Aim ->
Copy out all lines that hold "Velocity".

Extracted entries ->
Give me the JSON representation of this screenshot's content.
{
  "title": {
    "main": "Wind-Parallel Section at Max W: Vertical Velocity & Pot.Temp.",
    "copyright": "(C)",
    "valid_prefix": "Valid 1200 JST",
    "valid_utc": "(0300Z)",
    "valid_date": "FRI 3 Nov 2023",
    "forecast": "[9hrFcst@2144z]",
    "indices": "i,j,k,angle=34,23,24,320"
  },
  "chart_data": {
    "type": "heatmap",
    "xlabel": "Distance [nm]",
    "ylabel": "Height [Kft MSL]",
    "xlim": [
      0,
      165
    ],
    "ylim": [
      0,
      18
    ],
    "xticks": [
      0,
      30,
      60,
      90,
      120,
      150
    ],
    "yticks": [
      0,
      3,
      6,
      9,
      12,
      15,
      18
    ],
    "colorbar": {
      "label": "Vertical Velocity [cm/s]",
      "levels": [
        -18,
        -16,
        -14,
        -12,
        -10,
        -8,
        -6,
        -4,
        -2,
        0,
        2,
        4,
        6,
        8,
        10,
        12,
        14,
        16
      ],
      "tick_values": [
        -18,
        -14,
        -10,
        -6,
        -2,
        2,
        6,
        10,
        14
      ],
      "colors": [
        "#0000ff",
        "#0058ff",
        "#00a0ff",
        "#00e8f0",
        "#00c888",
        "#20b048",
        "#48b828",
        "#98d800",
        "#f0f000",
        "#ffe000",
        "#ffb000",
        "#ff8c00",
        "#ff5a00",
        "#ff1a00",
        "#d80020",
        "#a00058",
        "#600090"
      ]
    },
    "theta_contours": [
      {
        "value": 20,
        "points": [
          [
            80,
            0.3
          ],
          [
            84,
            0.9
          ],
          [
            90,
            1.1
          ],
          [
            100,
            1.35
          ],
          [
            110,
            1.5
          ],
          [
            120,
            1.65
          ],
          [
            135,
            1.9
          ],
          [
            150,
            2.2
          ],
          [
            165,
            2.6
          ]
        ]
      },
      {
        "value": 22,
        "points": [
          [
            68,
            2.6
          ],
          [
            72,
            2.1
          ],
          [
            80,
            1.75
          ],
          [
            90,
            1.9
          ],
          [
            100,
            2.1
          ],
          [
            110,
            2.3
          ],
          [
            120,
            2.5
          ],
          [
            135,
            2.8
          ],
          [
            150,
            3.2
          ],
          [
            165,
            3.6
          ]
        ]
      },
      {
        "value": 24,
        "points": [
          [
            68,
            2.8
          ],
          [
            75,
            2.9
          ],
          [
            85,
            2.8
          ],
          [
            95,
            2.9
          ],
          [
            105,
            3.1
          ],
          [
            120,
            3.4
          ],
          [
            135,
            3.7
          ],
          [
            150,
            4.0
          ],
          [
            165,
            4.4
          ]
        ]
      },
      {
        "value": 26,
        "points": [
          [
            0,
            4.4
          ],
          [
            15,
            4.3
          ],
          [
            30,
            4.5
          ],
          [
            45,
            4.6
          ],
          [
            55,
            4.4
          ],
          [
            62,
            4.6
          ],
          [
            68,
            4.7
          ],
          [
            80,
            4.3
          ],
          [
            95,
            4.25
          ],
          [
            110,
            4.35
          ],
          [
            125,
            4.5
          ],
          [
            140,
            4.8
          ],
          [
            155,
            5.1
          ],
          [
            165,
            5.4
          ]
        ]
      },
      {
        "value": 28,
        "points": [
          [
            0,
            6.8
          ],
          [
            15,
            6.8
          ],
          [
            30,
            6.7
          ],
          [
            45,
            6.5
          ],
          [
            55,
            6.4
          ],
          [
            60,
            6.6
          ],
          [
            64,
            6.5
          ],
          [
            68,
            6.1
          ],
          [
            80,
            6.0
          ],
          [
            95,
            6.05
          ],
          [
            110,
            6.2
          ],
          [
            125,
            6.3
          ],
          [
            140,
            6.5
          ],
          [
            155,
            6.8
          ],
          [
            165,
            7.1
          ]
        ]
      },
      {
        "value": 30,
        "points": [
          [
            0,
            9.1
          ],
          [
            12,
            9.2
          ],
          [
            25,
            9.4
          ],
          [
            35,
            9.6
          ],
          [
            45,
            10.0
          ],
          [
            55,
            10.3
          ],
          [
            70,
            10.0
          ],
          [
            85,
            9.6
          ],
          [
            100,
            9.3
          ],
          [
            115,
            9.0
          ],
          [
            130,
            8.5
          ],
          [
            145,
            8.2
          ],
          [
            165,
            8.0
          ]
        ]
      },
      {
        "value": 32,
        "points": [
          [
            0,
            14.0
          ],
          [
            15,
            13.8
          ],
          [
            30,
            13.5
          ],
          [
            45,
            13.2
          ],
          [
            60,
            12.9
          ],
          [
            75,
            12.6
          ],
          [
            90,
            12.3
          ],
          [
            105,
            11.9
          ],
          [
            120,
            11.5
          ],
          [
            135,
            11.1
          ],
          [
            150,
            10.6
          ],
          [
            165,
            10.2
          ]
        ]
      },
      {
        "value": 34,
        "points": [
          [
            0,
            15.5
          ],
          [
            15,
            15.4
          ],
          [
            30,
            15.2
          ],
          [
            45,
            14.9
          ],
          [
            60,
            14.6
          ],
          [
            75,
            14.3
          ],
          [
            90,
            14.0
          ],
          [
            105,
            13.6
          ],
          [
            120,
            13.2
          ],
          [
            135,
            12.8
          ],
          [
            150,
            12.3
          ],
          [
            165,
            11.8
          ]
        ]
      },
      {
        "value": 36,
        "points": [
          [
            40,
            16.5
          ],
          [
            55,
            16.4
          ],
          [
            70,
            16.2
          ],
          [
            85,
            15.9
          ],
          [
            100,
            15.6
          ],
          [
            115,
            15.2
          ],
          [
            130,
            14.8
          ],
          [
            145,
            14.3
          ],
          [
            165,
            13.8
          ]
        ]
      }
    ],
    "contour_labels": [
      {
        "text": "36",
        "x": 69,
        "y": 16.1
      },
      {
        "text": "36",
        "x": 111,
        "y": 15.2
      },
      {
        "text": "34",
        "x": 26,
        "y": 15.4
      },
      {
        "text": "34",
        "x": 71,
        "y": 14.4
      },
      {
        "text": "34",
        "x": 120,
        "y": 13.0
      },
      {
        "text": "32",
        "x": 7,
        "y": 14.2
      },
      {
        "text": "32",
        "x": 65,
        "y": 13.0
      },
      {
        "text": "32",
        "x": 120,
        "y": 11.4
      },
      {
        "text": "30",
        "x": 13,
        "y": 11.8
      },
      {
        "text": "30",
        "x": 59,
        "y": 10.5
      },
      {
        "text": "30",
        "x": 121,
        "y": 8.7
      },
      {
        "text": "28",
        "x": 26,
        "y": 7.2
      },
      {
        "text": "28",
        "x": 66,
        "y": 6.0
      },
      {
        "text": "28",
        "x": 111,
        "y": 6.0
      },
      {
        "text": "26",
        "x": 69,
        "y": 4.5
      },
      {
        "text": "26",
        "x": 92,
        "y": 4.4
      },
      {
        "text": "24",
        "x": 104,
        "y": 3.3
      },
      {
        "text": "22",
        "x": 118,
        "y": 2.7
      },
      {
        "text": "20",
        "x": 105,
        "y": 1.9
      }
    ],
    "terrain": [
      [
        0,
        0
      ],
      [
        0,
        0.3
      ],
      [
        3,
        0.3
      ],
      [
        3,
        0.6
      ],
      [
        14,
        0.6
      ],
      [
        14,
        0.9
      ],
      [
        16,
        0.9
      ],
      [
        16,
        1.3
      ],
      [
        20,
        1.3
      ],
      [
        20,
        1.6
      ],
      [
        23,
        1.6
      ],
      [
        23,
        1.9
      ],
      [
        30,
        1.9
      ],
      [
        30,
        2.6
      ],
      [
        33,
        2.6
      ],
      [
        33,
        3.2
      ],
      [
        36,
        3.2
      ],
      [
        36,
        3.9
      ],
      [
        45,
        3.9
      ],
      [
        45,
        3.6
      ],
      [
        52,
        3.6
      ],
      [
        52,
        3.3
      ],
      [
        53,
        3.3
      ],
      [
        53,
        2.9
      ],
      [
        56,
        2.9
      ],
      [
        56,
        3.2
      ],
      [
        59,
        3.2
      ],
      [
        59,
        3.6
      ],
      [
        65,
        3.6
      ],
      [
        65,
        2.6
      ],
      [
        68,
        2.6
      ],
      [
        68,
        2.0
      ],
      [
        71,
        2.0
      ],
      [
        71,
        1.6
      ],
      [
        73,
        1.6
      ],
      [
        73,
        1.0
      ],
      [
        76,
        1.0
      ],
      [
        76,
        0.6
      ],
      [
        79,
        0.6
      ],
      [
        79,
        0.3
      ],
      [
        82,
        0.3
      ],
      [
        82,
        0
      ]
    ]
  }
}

Solution for this exercise ->
    "main": "Wind-Parallel Section at Max W: Vertical Velocity & Pot.Temp.",
      "label": "Vertical Velocity [cm/s]",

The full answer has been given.